::: MATERIALS PROVIDED :::

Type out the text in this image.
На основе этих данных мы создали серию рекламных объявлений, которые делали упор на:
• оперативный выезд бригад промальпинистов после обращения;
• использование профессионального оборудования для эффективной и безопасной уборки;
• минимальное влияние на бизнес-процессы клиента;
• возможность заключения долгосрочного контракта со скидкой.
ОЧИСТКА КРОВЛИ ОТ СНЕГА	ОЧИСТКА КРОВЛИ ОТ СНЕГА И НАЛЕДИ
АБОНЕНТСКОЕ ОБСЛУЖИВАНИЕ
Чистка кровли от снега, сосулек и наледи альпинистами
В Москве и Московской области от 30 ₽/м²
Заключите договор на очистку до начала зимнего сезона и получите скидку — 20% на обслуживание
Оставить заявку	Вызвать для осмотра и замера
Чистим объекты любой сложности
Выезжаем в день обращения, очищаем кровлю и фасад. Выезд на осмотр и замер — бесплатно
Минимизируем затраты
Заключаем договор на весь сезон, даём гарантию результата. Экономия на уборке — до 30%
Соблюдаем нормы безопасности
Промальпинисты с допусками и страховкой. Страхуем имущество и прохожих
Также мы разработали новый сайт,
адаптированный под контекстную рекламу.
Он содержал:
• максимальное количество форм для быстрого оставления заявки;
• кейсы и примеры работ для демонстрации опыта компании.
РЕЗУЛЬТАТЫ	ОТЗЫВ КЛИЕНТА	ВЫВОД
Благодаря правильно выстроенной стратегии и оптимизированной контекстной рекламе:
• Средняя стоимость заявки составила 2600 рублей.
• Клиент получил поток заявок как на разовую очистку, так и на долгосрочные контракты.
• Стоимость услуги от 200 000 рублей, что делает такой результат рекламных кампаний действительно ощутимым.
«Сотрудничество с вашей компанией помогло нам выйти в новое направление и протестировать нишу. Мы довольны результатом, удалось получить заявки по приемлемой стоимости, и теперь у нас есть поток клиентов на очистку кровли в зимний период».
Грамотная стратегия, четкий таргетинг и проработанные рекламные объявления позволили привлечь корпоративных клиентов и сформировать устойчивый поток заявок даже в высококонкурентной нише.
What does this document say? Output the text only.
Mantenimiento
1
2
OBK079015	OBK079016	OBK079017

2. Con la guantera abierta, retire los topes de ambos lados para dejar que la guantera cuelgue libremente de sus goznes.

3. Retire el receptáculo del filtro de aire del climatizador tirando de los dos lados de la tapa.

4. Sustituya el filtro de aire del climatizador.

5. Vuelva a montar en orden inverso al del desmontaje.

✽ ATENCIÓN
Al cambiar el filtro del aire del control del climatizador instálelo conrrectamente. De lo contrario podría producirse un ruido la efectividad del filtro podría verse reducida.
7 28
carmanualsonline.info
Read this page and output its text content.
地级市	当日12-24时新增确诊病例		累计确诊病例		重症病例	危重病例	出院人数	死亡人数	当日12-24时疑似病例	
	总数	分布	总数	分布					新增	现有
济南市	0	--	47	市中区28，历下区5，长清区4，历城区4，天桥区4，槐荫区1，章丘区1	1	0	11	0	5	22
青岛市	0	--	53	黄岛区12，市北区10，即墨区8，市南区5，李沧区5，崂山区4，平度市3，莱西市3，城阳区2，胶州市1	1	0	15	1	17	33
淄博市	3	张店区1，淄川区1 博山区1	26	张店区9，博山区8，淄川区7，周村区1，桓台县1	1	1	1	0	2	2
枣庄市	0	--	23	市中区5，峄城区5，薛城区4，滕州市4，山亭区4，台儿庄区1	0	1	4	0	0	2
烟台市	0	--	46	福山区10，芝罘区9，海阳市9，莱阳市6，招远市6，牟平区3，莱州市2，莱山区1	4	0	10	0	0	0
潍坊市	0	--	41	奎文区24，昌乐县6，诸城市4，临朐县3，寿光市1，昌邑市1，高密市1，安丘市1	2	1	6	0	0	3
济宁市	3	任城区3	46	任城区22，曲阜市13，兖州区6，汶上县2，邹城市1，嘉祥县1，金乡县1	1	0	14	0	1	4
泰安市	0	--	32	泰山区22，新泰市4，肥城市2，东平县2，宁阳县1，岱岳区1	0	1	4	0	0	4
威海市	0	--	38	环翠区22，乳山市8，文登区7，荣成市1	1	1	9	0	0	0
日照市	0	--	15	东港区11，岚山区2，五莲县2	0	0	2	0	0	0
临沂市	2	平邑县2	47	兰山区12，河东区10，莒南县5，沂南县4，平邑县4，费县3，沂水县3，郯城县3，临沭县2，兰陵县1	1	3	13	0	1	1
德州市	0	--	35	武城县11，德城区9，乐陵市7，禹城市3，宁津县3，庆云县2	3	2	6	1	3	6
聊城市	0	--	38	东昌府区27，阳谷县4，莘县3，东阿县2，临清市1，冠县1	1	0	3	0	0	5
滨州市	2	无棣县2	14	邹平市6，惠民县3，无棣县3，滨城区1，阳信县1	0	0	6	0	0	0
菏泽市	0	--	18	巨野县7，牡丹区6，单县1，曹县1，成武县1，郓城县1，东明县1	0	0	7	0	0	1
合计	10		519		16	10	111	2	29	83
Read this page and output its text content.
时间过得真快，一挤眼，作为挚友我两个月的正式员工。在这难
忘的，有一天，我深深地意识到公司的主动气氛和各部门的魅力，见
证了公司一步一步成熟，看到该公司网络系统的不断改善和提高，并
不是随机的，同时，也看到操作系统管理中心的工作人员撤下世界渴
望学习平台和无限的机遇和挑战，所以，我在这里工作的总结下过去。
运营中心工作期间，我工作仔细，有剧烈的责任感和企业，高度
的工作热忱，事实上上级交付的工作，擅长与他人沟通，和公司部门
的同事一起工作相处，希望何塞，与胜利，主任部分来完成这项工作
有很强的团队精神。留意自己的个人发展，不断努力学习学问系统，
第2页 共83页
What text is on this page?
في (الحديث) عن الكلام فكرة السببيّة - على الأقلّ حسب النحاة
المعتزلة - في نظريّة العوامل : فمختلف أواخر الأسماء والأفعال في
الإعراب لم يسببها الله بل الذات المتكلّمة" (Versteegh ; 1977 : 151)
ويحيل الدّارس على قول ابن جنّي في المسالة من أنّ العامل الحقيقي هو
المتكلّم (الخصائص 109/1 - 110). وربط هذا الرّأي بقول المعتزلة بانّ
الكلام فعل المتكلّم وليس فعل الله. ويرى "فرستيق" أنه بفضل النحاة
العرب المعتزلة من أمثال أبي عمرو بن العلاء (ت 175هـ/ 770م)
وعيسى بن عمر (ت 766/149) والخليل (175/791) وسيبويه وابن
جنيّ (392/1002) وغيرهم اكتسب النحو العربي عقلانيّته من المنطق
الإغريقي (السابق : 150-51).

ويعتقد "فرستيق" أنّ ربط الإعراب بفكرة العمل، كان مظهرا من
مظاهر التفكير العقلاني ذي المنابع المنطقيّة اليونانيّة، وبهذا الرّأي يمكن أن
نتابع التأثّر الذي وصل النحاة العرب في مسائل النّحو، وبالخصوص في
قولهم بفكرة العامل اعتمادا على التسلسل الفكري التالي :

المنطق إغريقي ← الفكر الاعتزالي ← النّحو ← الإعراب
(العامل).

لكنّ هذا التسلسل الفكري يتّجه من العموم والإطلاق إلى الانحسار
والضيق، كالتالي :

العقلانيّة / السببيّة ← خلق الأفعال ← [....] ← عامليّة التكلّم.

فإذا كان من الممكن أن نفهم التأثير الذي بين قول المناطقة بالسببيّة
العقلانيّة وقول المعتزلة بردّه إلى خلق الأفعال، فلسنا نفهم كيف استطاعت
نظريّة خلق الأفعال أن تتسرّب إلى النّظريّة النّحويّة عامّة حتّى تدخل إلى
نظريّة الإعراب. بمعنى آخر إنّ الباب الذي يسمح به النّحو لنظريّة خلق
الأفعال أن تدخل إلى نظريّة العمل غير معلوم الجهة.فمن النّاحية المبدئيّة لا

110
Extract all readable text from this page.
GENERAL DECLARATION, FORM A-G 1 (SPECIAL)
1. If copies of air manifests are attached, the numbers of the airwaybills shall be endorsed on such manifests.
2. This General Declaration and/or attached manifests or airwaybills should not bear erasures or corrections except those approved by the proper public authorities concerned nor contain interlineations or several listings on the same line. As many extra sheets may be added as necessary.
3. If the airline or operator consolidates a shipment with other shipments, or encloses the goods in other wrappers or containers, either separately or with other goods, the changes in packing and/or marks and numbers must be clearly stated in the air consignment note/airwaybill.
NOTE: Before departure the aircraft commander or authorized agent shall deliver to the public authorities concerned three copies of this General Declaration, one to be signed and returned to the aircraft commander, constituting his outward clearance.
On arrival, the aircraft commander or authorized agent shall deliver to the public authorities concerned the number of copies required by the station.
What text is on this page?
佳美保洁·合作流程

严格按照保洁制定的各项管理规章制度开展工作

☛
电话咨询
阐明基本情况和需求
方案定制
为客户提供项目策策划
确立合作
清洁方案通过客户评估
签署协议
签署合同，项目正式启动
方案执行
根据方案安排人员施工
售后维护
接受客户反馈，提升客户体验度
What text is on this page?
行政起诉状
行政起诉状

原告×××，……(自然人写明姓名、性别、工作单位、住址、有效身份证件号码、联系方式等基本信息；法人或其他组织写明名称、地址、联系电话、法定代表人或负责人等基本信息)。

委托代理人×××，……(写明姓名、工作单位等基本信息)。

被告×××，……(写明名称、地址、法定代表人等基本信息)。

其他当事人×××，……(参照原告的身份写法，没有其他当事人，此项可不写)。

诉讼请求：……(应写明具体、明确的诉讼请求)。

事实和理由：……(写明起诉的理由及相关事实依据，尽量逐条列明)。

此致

:::

**GOAL:**
Show every line where the string "نفهم" appears.

**EXERCISE RESPONSE:**
فإذا كان من الممكن أن نفهم التأثير الذي بين قول المناطقة بالسببيّة
العقلانيّة وقول المعتزلة بردّه إلى خلق الأفعال، فلسنا نفهم كيف استطاعت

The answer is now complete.